Exercise instructions
Rewrite the part of the material that opens with the line containing "Localize 40 of" and closes with the line containing "y-tick-label: 3000 [69, 87, 107, 108]", replacing "x-tick-label" with "x-axis-label" and keeping everything else unchanged. Give only those lines, and leave the pictures out.

Source records
Start

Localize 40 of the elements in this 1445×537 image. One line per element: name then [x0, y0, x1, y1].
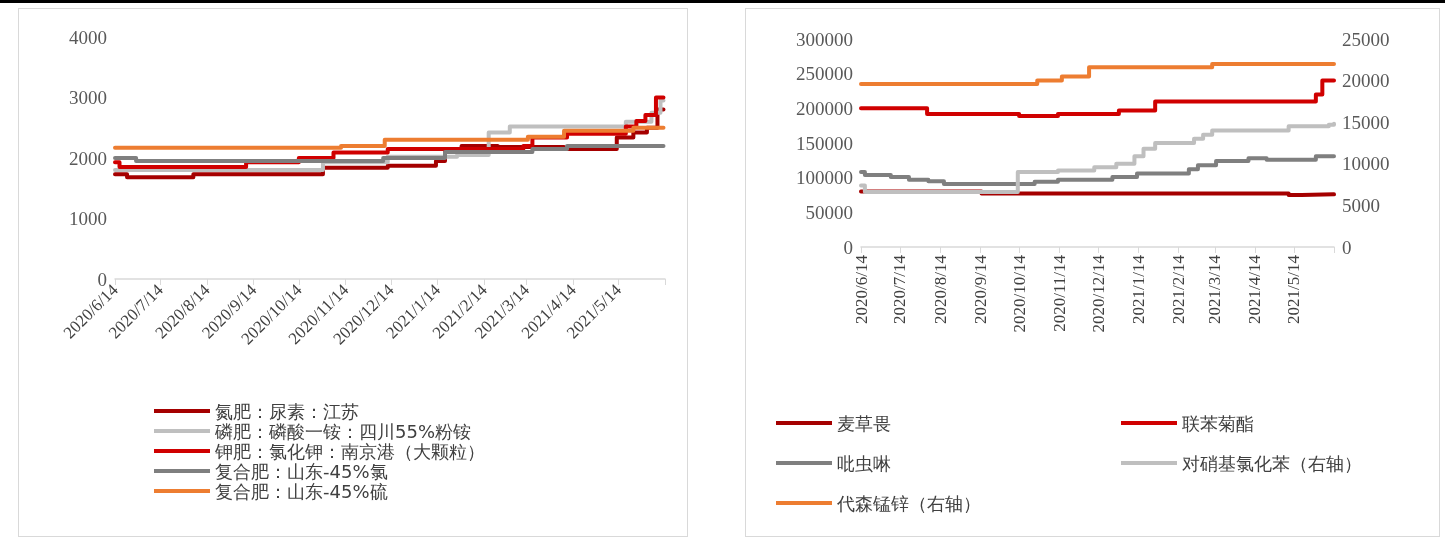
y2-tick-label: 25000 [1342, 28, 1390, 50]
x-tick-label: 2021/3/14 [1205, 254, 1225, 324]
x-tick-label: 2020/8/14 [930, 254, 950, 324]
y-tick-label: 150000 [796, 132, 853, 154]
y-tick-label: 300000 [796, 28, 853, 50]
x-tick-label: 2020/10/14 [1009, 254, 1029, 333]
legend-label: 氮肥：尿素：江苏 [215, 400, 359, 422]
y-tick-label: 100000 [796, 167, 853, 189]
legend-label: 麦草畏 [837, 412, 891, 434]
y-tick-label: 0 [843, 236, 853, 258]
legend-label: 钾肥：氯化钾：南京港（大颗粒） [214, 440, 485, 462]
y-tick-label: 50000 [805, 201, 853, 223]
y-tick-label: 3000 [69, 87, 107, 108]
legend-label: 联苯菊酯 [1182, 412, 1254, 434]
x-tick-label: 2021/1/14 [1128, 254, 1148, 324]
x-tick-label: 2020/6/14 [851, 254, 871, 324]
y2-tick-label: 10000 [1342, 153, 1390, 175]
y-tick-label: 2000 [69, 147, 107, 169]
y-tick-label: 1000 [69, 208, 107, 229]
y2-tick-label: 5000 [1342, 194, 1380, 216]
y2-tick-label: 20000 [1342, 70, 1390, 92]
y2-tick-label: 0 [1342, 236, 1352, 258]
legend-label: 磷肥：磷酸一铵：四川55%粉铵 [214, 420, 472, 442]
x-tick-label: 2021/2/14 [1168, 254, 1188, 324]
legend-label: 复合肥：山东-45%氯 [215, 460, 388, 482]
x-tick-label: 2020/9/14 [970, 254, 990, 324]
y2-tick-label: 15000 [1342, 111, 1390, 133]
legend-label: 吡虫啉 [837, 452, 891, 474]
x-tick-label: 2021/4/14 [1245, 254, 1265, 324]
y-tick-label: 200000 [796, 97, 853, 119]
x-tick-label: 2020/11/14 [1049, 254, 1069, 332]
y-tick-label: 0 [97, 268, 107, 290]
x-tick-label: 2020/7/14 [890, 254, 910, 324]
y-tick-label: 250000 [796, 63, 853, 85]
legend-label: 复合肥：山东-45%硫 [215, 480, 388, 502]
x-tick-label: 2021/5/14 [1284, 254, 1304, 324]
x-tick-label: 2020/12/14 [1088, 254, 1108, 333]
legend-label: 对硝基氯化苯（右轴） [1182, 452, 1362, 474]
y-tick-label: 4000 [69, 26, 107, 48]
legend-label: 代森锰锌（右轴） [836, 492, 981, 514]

End
Start

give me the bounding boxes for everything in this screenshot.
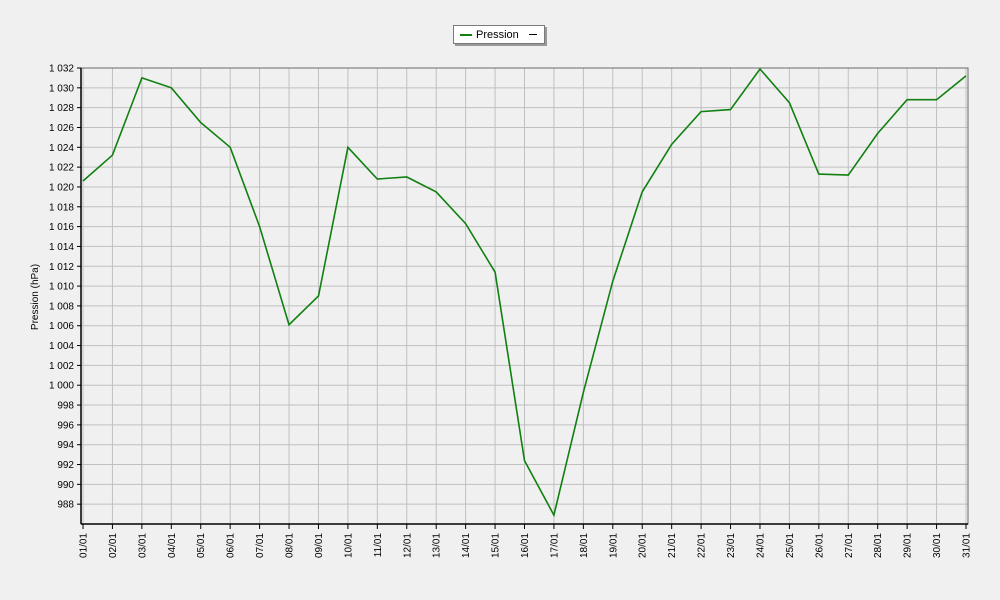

End

Solved problem
Localize 40 of the elements in this 1445×537 image. One line per element: name then [x0, y0, x1, y1].
y2-tick-label: 25000 [1342, 28, 1390, 50]
x-axis-label: 2021/3/14 [1205, 254, 1225, 324]
x-axis-label: 2020/8/14 [930, 254, 950, 324]
y-tick-label: 150000 [796, 132, 853, 154]
y-tick-label: 300000 [796, 28, 853, 50]
x-axis-label: 2020/10/14 [1009, 254, 1029, 333]
legend-label: 氮肥：尿素：江苏 [215, 400, 359, 422]
y-tick-label: 100000 [796, 167, 853, 189]
legend-label: 麦草畏 [837, 412, 891, 434]
y-tick-label: 0 [843, 236, 853, 258]
legend-label: 钾肥：氯化钾：南京港（大颗粒） [214, 440, 485, 462]
y-tick-label: 50000 [805, 201, 853, 223]
y-tick-label: 3000 [69, 87, 107, 108]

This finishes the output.